Supplied material —
>> begin

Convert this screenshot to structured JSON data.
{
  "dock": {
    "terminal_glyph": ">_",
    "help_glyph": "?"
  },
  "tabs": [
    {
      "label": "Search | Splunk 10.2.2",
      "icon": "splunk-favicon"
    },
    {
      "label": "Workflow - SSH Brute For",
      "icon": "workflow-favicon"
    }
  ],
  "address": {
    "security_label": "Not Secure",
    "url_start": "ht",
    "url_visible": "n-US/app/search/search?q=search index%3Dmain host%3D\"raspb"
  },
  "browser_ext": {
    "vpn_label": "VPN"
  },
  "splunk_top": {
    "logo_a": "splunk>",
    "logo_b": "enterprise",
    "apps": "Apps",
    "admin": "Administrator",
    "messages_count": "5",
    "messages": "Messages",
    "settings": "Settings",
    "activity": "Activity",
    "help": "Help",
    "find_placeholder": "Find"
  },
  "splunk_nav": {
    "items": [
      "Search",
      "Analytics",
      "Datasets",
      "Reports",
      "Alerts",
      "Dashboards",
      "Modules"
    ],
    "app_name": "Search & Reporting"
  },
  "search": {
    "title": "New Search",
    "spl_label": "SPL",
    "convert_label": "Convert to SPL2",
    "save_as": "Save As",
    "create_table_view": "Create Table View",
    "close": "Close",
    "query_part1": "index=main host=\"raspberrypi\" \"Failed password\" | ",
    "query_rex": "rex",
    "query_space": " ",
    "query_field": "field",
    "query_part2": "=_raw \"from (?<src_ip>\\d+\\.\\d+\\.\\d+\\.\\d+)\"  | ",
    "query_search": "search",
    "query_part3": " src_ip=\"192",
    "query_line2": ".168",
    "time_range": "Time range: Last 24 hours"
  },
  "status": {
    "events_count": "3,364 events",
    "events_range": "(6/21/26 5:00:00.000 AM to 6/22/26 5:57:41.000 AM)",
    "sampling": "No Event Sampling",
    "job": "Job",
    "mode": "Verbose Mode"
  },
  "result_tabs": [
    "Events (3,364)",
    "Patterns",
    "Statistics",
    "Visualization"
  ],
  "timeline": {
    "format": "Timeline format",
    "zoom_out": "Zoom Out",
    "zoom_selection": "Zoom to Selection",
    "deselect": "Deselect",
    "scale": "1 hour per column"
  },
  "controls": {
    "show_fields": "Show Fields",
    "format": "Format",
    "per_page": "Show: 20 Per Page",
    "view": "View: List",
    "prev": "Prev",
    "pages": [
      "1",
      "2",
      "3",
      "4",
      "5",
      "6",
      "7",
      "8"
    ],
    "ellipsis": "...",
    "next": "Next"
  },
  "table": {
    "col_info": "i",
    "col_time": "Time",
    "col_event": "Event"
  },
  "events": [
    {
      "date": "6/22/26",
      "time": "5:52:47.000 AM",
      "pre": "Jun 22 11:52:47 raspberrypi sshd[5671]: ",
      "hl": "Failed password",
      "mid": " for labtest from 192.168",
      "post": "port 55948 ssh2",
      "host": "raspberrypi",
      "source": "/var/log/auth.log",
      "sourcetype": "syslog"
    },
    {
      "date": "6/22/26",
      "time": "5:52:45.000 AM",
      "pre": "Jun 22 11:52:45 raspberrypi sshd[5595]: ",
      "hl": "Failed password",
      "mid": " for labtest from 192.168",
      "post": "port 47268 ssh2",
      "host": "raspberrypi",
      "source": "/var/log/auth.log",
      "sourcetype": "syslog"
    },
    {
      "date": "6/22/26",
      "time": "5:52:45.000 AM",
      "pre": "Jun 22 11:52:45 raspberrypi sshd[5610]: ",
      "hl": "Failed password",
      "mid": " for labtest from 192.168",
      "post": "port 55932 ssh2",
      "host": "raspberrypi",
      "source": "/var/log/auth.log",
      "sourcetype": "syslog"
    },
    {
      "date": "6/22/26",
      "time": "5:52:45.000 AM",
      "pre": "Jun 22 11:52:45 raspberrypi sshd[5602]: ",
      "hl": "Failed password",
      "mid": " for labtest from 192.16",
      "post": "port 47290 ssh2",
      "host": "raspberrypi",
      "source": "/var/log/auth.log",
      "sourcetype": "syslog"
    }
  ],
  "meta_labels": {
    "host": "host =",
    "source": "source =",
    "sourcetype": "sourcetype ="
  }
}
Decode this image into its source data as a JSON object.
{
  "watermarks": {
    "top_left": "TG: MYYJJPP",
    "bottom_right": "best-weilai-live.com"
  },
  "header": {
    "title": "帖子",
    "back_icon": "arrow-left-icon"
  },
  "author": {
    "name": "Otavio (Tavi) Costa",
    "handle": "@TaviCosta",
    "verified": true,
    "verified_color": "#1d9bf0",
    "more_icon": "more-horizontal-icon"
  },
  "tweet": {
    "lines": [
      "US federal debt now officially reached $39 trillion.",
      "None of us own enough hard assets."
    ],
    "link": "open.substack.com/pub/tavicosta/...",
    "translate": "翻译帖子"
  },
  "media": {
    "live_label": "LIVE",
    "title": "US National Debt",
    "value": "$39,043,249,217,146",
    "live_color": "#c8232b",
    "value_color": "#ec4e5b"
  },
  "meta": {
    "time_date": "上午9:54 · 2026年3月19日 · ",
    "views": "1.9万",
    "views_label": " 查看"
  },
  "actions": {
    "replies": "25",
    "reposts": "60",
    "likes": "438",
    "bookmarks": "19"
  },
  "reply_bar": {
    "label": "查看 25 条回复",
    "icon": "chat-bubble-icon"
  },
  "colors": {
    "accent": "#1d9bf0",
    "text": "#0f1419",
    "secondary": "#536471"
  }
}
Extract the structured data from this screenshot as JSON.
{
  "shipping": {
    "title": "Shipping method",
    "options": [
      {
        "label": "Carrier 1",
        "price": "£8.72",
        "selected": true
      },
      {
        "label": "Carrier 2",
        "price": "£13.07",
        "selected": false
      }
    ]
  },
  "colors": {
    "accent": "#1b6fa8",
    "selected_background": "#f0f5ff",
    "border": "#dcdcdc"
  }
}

>> end

What to work on — Only the lines from the one that contains "Extract the structured" to the end of the entries above should be given again, exactly and in full.

The solution —
Extract the structured data from this screenshot as JSON.
{
  "shipping": {
    "title": "Shipping method",
    "options": [
      {
        "label": "Carrier 1",
        "price": "£8.72",
        "selected": true
      },
      {
        "label": "Carrier 2",
        "price": "£13.07",
        "selected": false
      }
    ]
  },
  "colors": {
    "accent": "#1b6fa8",
    "selected_background": "#f0f5ff",
    "border": "#dcdcdc"
  }
}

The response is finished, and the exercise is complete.